### MATERIAL PROVIDED
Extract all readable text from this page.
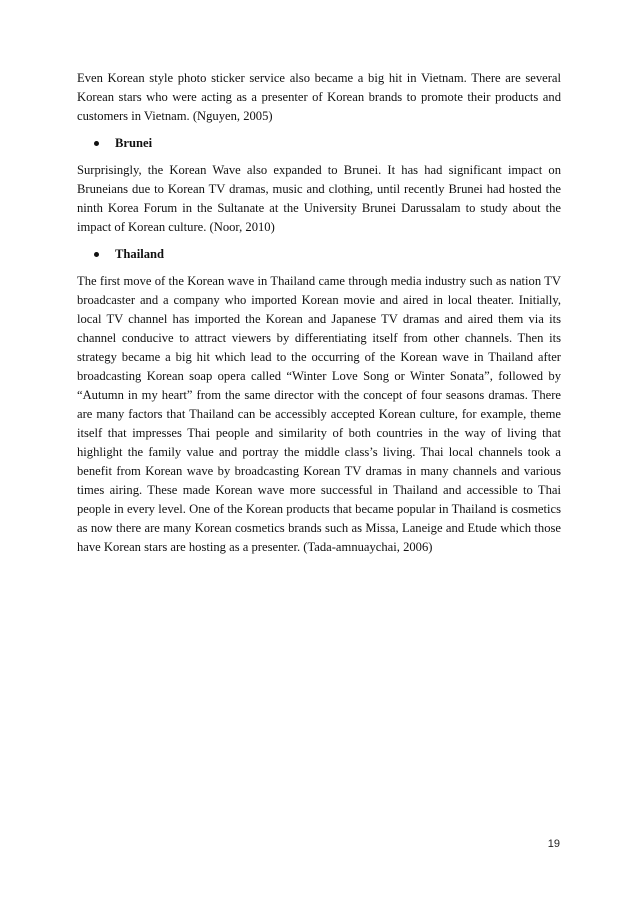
Even Korean style photo sticker service also became a big hit in Vietnam. There are several Korean stars who were acting as a presenter of Korean brands to promote their products and customers in Vietnam. (Nguyen, 2005)

Brunei

Surprisingly, the Korean Wave also expanded to Brunei. It has had significant impact on Bruneians due to Korean TV dramas, music and clothing, until recently Brunei had hosted the ninth Korea Forum in the Sultanate at the University Brunei Darussalam to study about the impact of Korean culture. (Noor, 2010)

Thailand

The first move of the Korean wave in Thailand came through media industry such as nation TV broadcaster and a company who imported Korean movie and aired in local theater. Initially, local TV channel has imported the Korean and Japanese TV dramas and aired them via its channel conducive to attract viewers by differentiating itself from other channels. Then its strategy became a big hit which lead to the occurring of the Korean wave in Thailand after broadcasting Korean soap opera called “Winter Love Song or Winter Sonata”, followed by “Autumn in my heart” from the same director with the concept of four seasons dramas. There are many factors that Thailand can be accessibly accepted Korean culture, for example, theme itself that impresses Thai people and similarity of both countries in the way of living that highlight the family value and portray the middle class’s living. Thai local channels took a benefit from Korean wave by broadcasting Korean TV dramas in many channels and various times airing. These made Korean wave more successful in Thailand and accessible to Thai people in every level. One of the Korean products that became popular in Thailand is cosmetics as now there are many Korean cosmetics brands such as Missa, Laneige and Etude which those have Korean stars are hosting as a presenter. (Tada-amnuaychai, 2006)

19
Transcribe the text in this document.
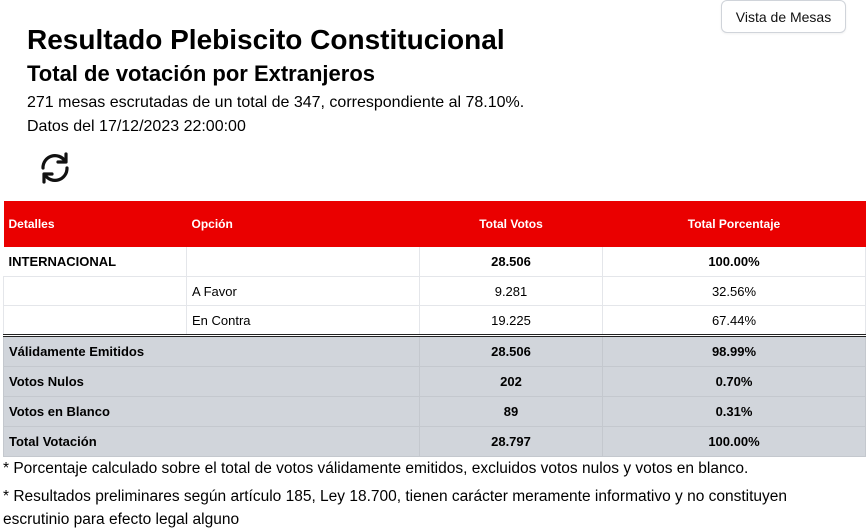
Vista de Mesas
Resultado Plebiscito Constitucional
Total de votación por Extranjeros
271 mesas escrutadas de un total de 347, correspondiente al 78.10%.
Datos del 17/12/2023 22:00:00
Detalles	Opción	Total Votos	Total Porcentaje
INTERNACIONAL		28.506	100.00%
	A Favor	9.281	32.56%
	En Contra	19.225	67.44%
Válidamente Emitidos		28.506	98.99%
Votos Nulos		202	0.70%
Votos en Blanco		89	0.31%
Total Votación		28.797	100.00%
* Porcentaje calculado sobre el total de votos válidamente emitidos, excluidos votos nulos y votos en blanco.
* Resultados preliminares según artículo 185, Ley 18.700, tienen carácter meramente informativo y no constituyen escrutinio para efecto legal alguno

### REQUEST
Make a tally of the lines in this data that include the string "Porcentaje", and answer with that tally alone.

### PROBLEM SOLUTION
2